- Text

Iran-Experte: "Das alte System in der Islamischen Republik liegt im Sterben"

Im Juni griffen Israel und die USA Irans Atomprogramm an. Im Bild: Ein Graffiti in Tel Aviv.
Ein von der Bevölkerung verhasstes Regime, außenpolitisch isoliert und von UN-Atomsanktionen weiter unter Druck gesetzt: Drei Jahre nach dem Tod der 22-jährigen Kurdin Mahsa Amini in Gewahrsam der Sittenpolizei erlebt das Mullah-Regime zwar keine Massenproteste mehr. Doch die revolutionäre Bewegung im Iran ist weiter im Gang, sagt der Politologe Ali Fathollah-Nejad im KURIER-Interview.
KURIER: Wie stabil ist das Regime in Teheran noch?
Ali Fathollah-Nejad: Es handelt sich um eine fragile Stabilität. Das Regime in Iran war in den letzten Jahren immer in der Lage, landesweite Proteste niederzuschlagen. Sodass es heute, drei Jahre nach der „Frau, Leben, Freiheit“-Bewegung, noch im Sattel sitzt. Der langfristige revolutionäre Prozess – der in meinen Augen mit neuartigen Protesten 2018 begann – geht dennoch weiter. Die strukturellen Krisen, und nunmehr eine Wasser- und Stromknappheit sowie eine Wirtschaftskrise, vertiefen sich zunehmend, und es gibt weiterhin sporadische Proteste inmitten weitreichender Unzufriedenheit mit den Machthabern.

- Angezeigte Angaben
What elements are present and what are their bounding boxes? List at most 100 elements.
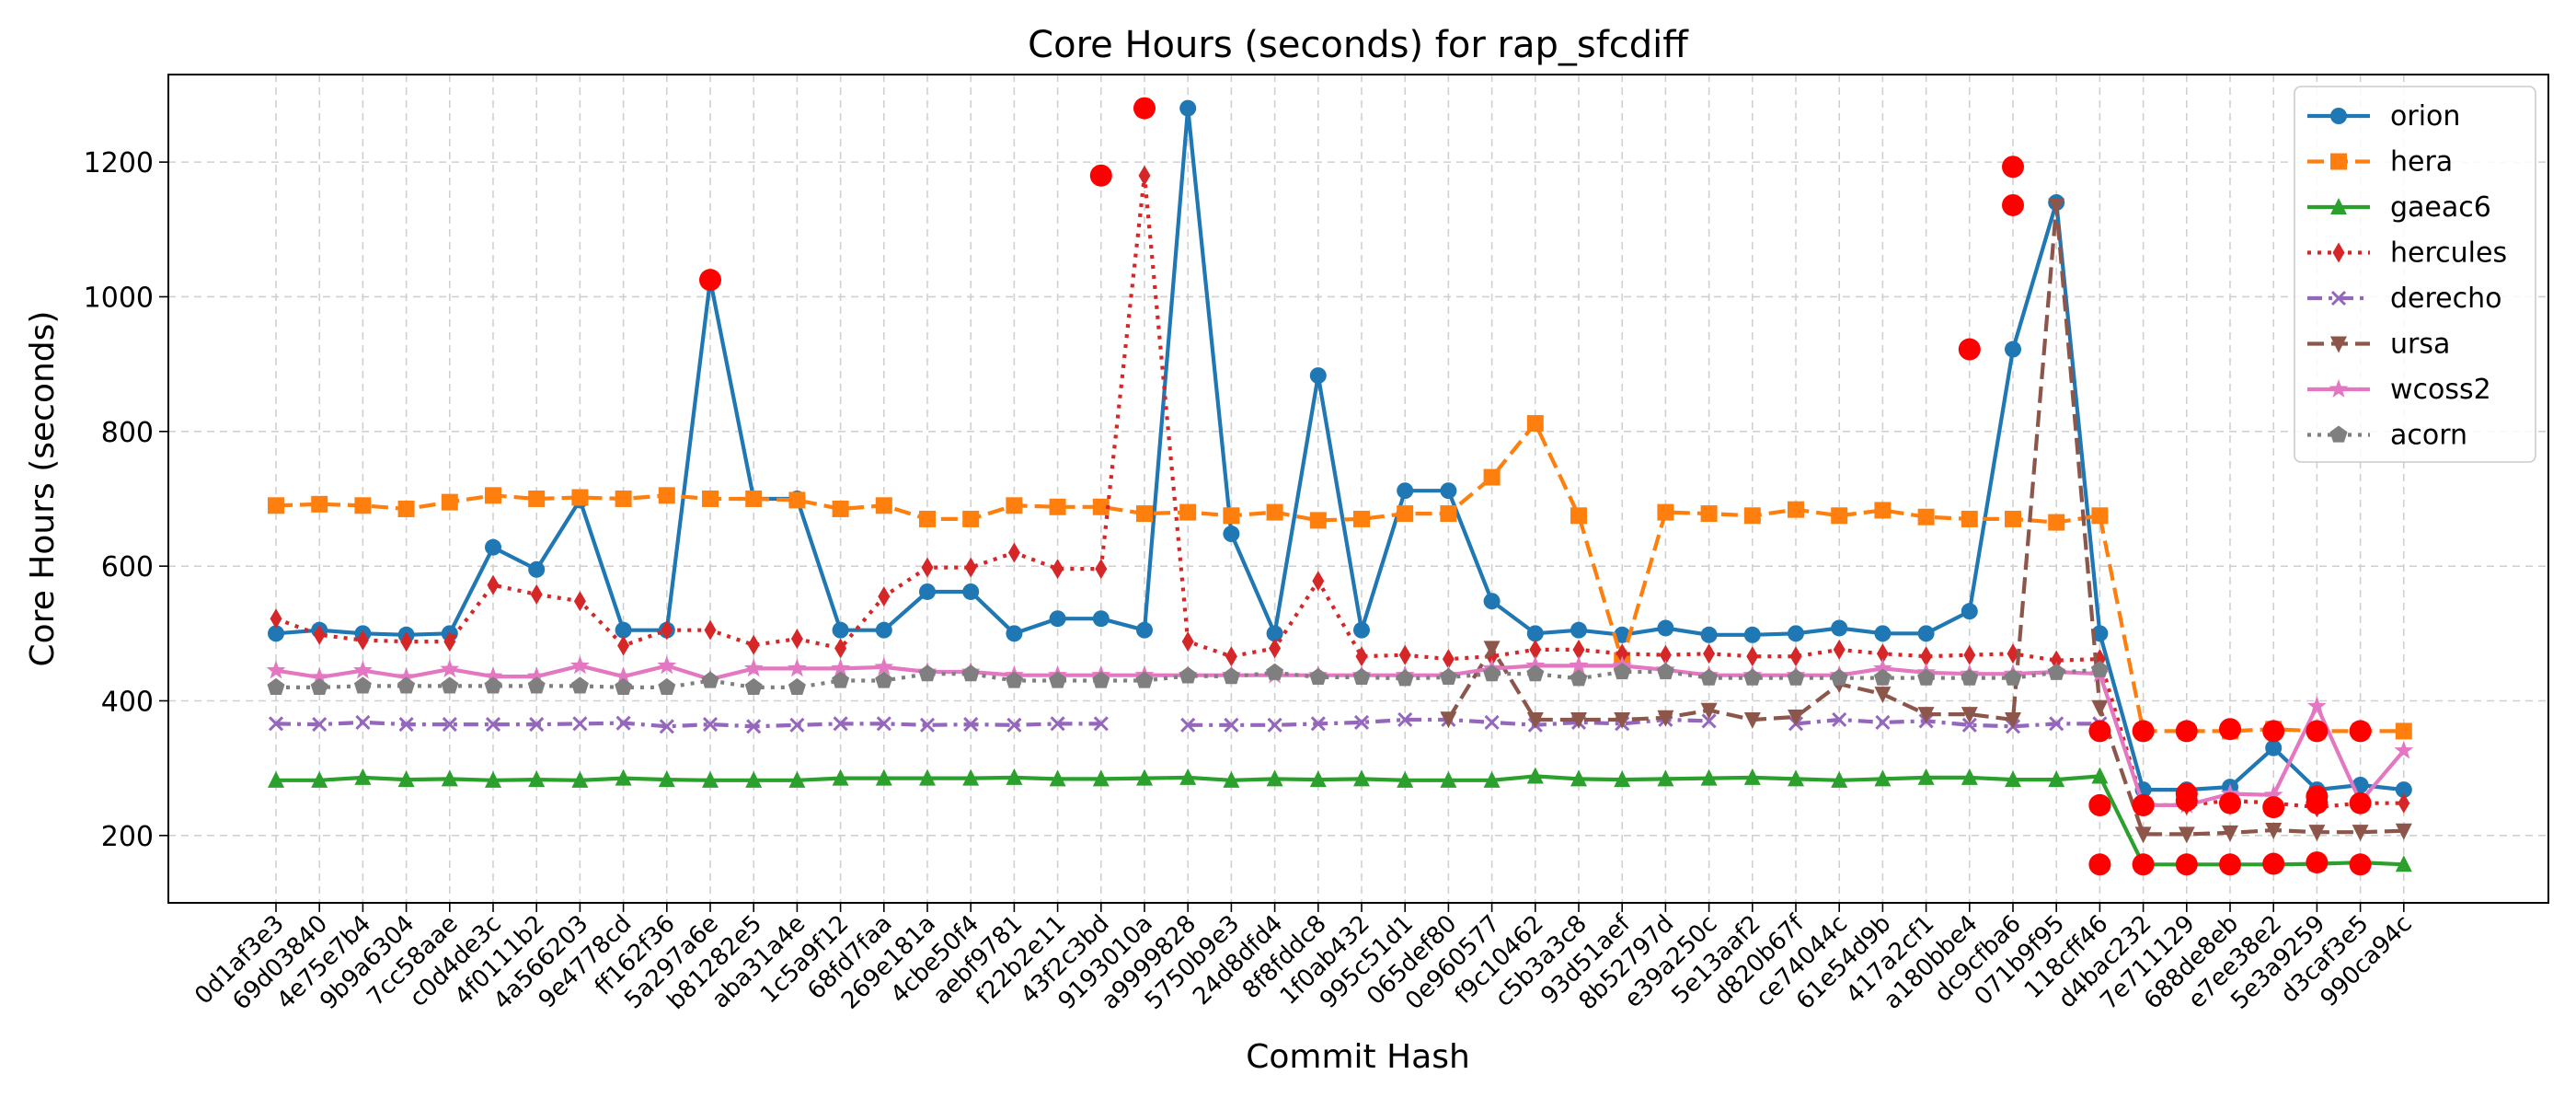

- Aufgabe
Mit welchen Ereignissen begann laut dem Iran-Interview der langfristige revolutionäre Prozess im Iran, und in welchem Jahr? Die Auflistung braucht man hier nicht.

- Antwort
Mit neuartigen Protesten im Jahr 2018.